Wherever the string "agent" appears in a line, extract that line.
-- AVAILABLE RECORDS start --
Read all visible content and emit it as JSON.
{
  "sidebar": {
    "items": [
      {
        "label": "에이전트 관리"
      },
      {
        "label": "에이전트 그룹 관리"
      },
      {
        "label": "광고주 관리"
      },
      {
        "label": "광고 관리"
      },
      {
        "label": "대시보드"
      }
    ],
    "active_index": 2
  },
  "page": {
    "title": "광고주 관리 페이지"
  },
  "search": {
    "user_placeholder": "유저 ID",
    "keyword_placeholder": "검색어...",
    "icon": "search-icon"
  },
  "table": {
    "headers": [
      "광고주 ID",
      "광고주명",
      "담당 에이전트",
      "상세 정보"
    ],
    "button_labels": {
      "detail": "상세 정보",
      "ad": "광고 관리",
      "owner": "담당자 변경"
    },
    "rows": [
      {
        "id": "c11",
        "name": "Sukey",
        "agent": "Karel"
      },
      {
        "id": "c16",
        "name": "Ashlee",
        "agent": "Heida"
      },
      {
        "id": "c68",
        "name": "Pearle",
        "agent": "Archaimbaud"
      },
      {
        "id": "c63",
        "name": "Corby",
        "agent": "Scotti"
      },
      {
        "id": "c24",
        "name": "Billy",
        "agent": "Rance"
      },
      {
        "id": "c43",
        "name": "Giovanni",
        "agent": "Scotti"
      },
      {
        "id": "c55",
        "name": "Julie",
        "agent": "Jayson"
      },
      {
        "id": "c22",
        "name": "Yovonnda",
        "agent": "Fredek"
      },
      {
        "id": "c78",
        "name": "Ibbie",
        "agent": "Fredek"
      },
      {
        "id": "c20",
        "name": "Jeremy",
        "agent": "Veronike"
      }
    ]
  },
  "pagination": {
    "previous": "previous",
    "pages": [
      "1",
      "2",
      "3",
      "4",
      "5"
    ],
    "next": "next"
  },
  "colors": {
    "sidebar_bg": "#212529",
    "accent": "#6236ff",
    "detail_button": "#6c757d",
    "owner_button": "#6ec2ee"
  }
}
-- AVAILABLE RECORDS end --
-- AVAILABLE RECORDS start --
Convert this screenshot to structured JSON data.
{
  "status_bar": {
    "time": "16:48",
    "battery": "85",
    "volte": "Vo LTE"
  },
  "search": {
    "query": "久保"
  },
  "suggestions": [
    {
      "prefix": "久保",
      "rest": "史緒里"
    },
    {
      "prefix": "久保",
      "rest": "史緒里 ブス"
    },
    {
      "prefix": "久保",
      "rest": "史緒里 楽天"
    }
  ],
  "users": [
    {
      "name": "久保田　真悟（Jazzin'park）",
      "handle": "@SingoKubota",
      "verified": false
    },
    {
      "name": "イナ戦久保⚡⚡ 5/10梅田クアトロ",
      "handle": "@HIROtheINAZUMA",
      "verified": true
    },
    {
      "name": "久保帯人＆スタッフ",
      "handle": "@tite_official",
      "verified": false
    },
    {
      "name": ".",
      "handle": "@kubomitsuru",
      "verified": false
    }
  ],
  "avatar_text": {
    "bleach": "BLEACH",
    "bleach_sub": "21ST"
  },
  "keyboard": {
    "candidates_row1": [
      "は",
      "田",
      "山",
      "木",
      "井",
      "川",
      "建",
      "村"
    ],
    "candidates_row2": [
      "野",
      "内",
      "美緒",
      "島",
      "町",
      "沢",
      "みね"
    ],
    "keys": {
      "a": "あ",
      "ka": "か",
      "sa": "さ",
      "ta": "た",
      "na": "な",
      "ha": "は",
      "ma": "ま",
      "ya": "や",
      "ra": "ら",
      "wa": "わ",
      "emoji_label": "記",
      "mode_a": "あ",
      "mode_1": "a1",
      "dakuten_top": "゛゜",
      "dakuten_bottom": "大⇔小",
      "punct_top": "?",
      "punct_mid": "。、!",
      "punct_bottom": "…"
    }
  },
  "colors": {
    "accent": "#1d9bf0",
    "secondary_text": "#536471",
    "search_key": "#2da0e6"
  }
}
-- AVAILABLE RECORDS end --
**RESULT**
        "agent": "Karel"
        "agent": "Heida"
        "agent": "Archaimbaud"
        "agent": "Scotti"
        "agent": "Rance"
        "agent": "Scotti"
        "agent": "Jayson"
        "agent": "Fredek"
        "agent": "Fredek"
        "agent": "Veronike"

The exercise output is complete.